__Saved entries__
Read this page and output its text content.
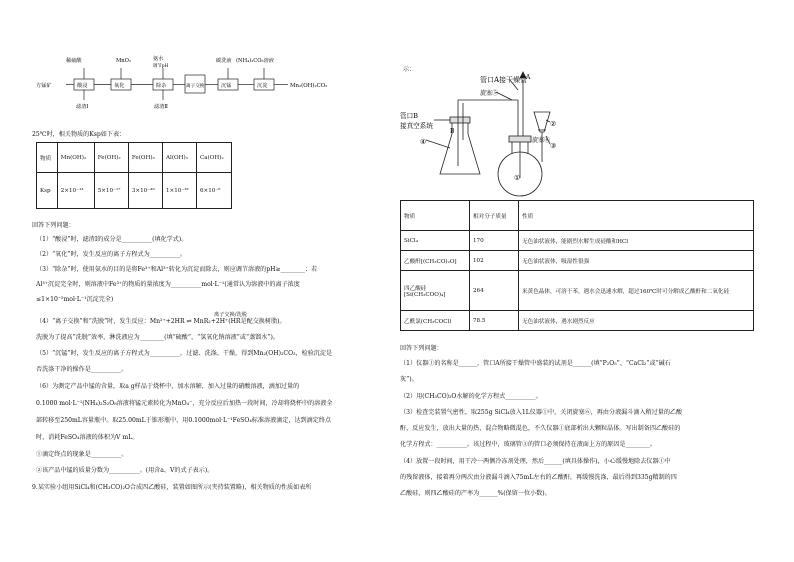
稀硫酸	MnO₂	氨水
调节pH
碳洗液 (NH₄)₂CO₃溶液
方锰矿	酸浸	氧化	除杂	离子交换	沉锰	沉淀
滤渣Ⅰ	滤渣Ⅱ
Mn₂(OH)₂CO₃
25℃时，相关物质的Ksp如下表：
物质	Mn(OH)₂	Fe(OH)₂	Fe(OH)₃	Al(OH)₃	Ca(OH)₂
Ksp	2×10⁻¹³	5×10⁻¹⁷	3×10⁻³⁹	1×10⁻³²	6×10⁻⁶
回答下列问题：
（1）“酸浸”时，滤渣Ⅰ的成分是__________(填化学式)。
（2）“氧化”时，发生反应的离子方程式为__________。
（3）“除杂”时，使用氨水的目的是将Fe³⁺和Al³⁺转化为沉淀而除去，则应调节溶液的pH≥________；若
Al³⁺沉淀完全时，则溶液中Fe³⁺的物质的量浓度为__________mol·L⁻¹(通常认为溶液中的离子浓度
≤1×10⁻⁵mol·L⁻¹沉淀完全)
（4）“离子交换”和“洗脱”时，发生反应：Mn²⁺+2HR ⇌ MnR₂+2H⁺(HR是配交换树脂)。
离子交换/洗脱
洗脱为了提高“洗脱”效率，淋洗液应为________(填“硫酸”、“氢氧化钠溶液”或“蒸馏水”)。
（5）“沉锰”时，发生反应的离子方程式为__________。过滤、洗涤、干燥，得到Mn₂(OH)₂CO₃，检验沉淀是
否洗涤干净的操作是__________。
（6）为测定产品中锰的含量，取a g样品于烧杯中，加水溶解，加入过量的硝酸溶液，滴加过量的
0.1000 mol·L⁻¹(NH₄)₂S₂O₈溶液将锰元素转化为MnO₄⁻，充分反应后加热一段时间，冷却将烧杯中的溶液全
部转移至250mL容量瓶中。取25.00mL于锥形瓶中，用0.1000mol·L⁻¹FeSO₄标准溶液滴定，达到滴定终点
时，消耗FeSO₄溶液的体积为V mL。
①滴定终点的现象是__________。
②该产品中锰的质量分数为__________。(用含a、V的式子表示)。
9.某实验小组用SiCl₄和(CH₃CO)₂O合成四乙酸硅，装置如图所示(夹持装置略)，相关物质的性质如表所
示：
管口A接干燥管
A
旋塞⑤
管口B
接真空系统
B
①
②
③
④	旋塞⑥
物质	相对分子质量	性质
SiCl₄	170	无色油状液体，能剧烈水解生成硅酸和HCl
乙酸酐[(CH₃CO)₂O]	102	无色油状液体，吸湿性很强
四乙酸硅[Si(CH₃COO)₄]	264	米黄色晶体，可溶于苯，遇水会迅速水解，超过160℃时可分解成乙酸酐和二氧化硅
乙酰氯(CH₃COCl)	78.5	无色油状液体，遇水剧烈反应
回答下列问题：
（1）仪器①的名称是______，管口A所接干燥管中盛装的试剂是______(填“P₂O₅”、“CaCl₂”或“碱石
灰”)。
（2）用(CH₃CO)₂O水解的化学方程式__________。
（3）检查完装置气密性，取255g SiCl₄放入1L仪器①中，关闭旋塞⑥，再由分液漏斗滴入稍过量的乙酸
酐，反应发生，放出大量的热，混合物略微混色，不久仪器①底部析出大颗粒晶体。写出制备四乙酸硅的
化学方程式：__________。该过程中，玻璃管③的管口必须保持在液面上方的原因是________。
（4）放置一段时间，用干冷一两侧冷冻剂处理，然后______(填具体操作)，小心缓慢地除去仪器①中
的残留液体，接着再分两次由分液漏斗滴入75mL左右的乙酸酐，再缓慢洗涤，最后得到335g精制的四
乙酸硅，则四乙酸硅的产率为______%(保留一位小数)。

__AIM OF THE TASK__
How many lines in the records above hold the word "离子交换"? Give only the number.

__FULL ANSWER__
3